→ Objective
Exactly retype the lines from the one containing "Read all visible content and emit it as JSON." through the one containing "Enumerate this screenshot's"; both ends count, pictures do not.
[START OF Records to process]
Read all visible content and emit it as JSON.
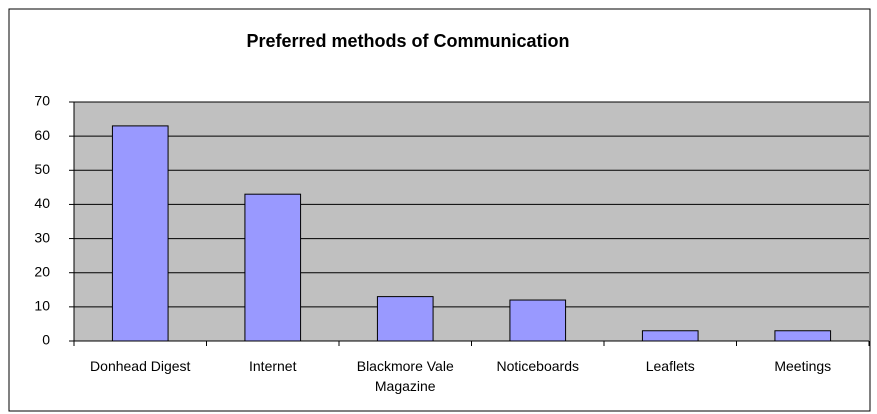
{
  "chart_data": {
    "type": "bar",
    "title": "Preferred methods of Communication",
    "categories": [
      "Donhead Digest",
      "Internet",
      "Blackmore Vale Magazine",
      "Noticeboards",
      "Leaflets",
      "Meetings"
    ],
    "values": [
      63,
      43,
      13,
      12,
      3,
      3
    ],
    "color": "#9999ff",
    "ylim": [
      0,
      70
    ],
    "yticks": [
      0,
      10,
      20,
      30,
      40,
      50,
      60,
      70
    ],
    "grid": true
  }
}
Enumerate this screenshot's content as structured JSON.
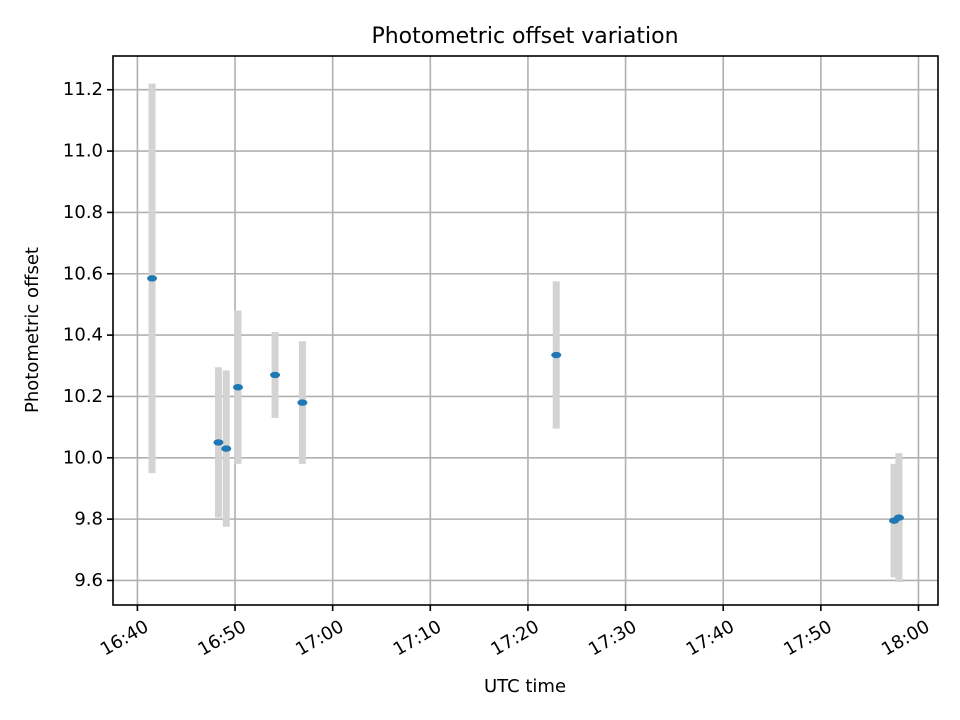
[END OF Records to process]
[START OF Records to process]
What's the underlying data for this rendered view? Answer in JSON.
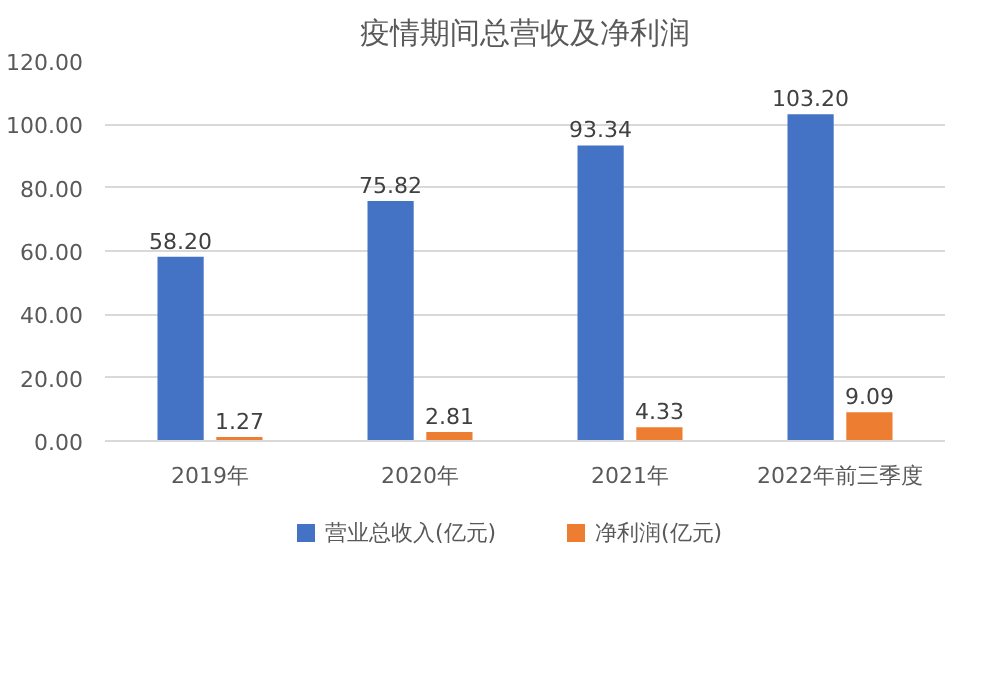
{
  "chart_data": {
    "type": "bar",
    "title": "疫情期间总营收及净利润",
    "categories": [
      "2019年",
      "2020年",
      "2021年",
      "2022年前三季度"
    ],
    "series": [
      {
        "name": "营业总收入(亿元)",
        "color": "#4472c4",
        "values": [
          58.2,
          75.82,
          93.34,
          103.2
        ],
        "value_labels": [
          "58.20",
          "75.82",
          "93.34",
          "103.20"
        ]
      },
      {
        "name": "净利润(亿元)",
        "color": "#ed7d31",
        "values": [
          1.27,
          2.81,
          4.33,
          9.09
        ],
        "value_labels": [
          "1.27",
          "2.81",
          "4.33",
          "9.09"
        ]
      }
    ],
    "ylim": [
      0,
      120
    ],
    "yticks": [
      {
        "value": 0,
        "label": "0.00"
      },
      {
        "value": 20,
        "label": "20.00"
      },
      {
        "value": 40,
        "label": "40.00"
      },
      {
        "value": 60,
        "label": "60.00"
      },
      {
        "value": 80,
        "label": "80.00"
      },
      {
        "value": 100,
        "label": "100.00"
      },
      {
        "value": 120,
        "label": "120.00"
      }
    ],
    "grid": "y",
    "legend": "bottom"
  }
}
[END OF Records to process]
→ Exercise response
Read all visible content and emit it as JSON.
{
  "chart_data": {
    "type": "bar",
    "title": "Preferred methods of Communication",
    "categories": [
      "Donhead Digest",
      "Internet",
      "Blackmore Vale Magazine",
      "Noticeboards",
      "Leaflets",
      "Meetings"
    ],
    "values": [
      63,
      43,
      13,
      12,
      3,
      3
    ],
    "color": "#9999ff",
    "ylim": [
      0,
      70
    ],
    "yticks": [
      0,
      10,
      20,
      30,
      40,
      50,
      60,
      70
    ],
    "grid": true
  }
}
Enumerate this screenshot's content as structured JSON.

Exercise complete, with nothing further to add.